GIVEN TASK:
Show each line from the listing that includes the word "cases".
++++
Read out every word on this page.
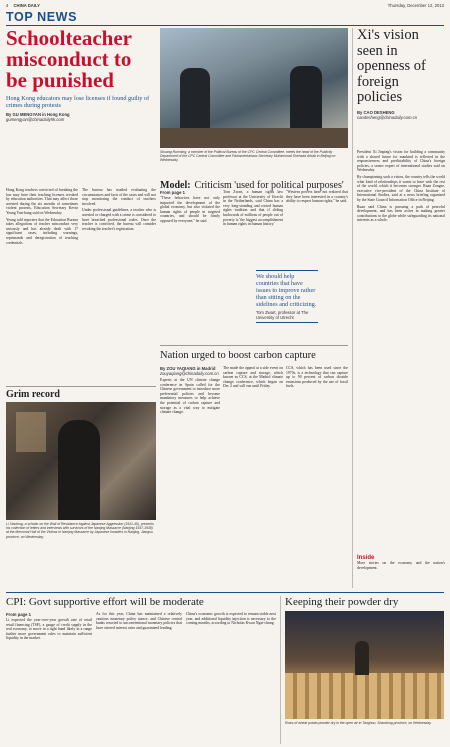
4 CHINA DAILY	Thursday, December 12, 2013
TOP NEWS
Schoolteacher misconduct to be punished
Hong Kong educators may lose licenses if found guilty of crimes during protests
By GU MENGYAN in Hong Kong
gumengyan@chinadailyhk.com

Hong Kong teachers convicted of breaking the law may have their teaching licenses revoked by education authorities. That may affect those arrested during the six months of sometimes violent protests, Education Secretary Kevin Yeung Yun-hung said on Wednesday.

Yeung told reporters that the Education Bureau takes allegations of teacher misconduct very seriously and has already dealt with 17 significant cases, including warnings, reprimands and deregistration of teaching credentials.

The bureau has studied evaluating the circumstances and facts of the cases and will not stop monitoring the conduct of teachers involved.

Under professional guidelines, a teacher who is arrested or charged with a crime is considered to have breached professional codes. Once the teacher is convicted, the bureau will consider revoking the teacher's registration.

Shuang Runming, a member of the Political Bureau of the CPC Central Committee, meets the head of the Publicity Department of the CPC Central Committee and Parliamentarians Secretary Muhammad Shehzad Arbab in Beijing on Wednesday.
Model: Criticism 'used for political purposes'
From page 1

"These behaviors have not only impacted the development of the global economy, but also violated the human rights of people in targeted countries, and should be firmly opposed by everyone," he said.

Tom Zwart, a human rights law professor at the University of Utrecht in the Netherlands, said China has a very long-standing and rooted human rights tradition and that if sliding backwards of millions of people out of poverty is 'the biggest accomplishment in human rights in human history.'

"Western powers have not realized that they have been interested in a country's ability to respect human rights," he said.

We should help countries that have issues to improve rather than sitting on the sidelines and criticizing.
Tom Zwart, professor at The University of Utrecht
Nation urged to boost carbon capture
By ZOU YAQIANG in Madrid
zouyaqiang@chinadaily.com.cn

Experts at the UN climate change conference in Spain called for the Chinese government to introduce more preferential policies and become mandatory measures to help achieve the potential of carbon capture and storage as a vital way to mitigate climate change.

The made the appeal at a side event on carbon capture and storage, which known as CCS, at the Madrid climate change conference, which began on Dec 2 and will run until Friday.

CCS, which has been used since the 1970s, is a technology that can capture up to 90 percent of carbon dioxide emissions produced by the use of fossil fuels.

Grim record
Li Xiaolong, a scholar on the Wall of Resistance Against Japanese Aggression (1931-45), presents his collection of letters and interviews with survivors of the Nanjing Massacre (Nanjing 1937-1938) at the Memorial Hall of the Victims in Nanjing Massacre by Japanese Invaders in Nanjing, Jiangsu province, on Wednesday.
Xi's vision seen in openness of foreign policies
By CAO DESHENG
caodesheng@chinadaily.com.cn

President Xi Jinping's vision for building a community with a shared future for mankind is reflected in the responsiveness and predictability of China's foreign policies, a senior expert of international studies said on Wednesday.

By championing such a vision, the country tells the world what kind of relationships it wants to have with the rest of the world, which it becomes stronger. Ruan Zongze, executive vice-president of the China Institute of International Studies, said at a news briefing organized by the State Council Information Office in Beijing.

Ruan said China is pursuing a path of peaceful development, and has been active in making greater contributions to the globe while safeguarding its national interests as a whole.

Inside
More stories on the economy and the nation's development.
CPI: Govt supportive effort will be moderate
From page 1

Li expected the year-over-year growth rate of retail retail financing (TSF), a gauge of credit supply in the real economy, to move in a tight band likely in a range further more government rules to maintain sufficient liquidity in the market.

As for this year, China has maintained a relatively cautious monetary policy stance, and Chinese central banks resorted to unconventional monetary policies that have steered interest rates and guaranteed lending.

China's economic growth is expected to remain stable next year, and additional liquidity injection is necessary to the coming months, according to Nicholas Kwan Ngai-chung.

Keeping their powder dry
Rows of wheat potato powder dry in the open air in Tanghou, Shandong province, on Wednesday.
++++
EXERCISE OUTPUT:
Yeung told reporters that the Education Bureau takes allegations of teacher misconduct very seriously and has already dealt with 17 significant cases, including warnings, reprimands and deregistration of teaching credentials.
The bureau has studied evaluating the circumstances and facts of the cases and will not stop monitoring the conduct of teachers involved.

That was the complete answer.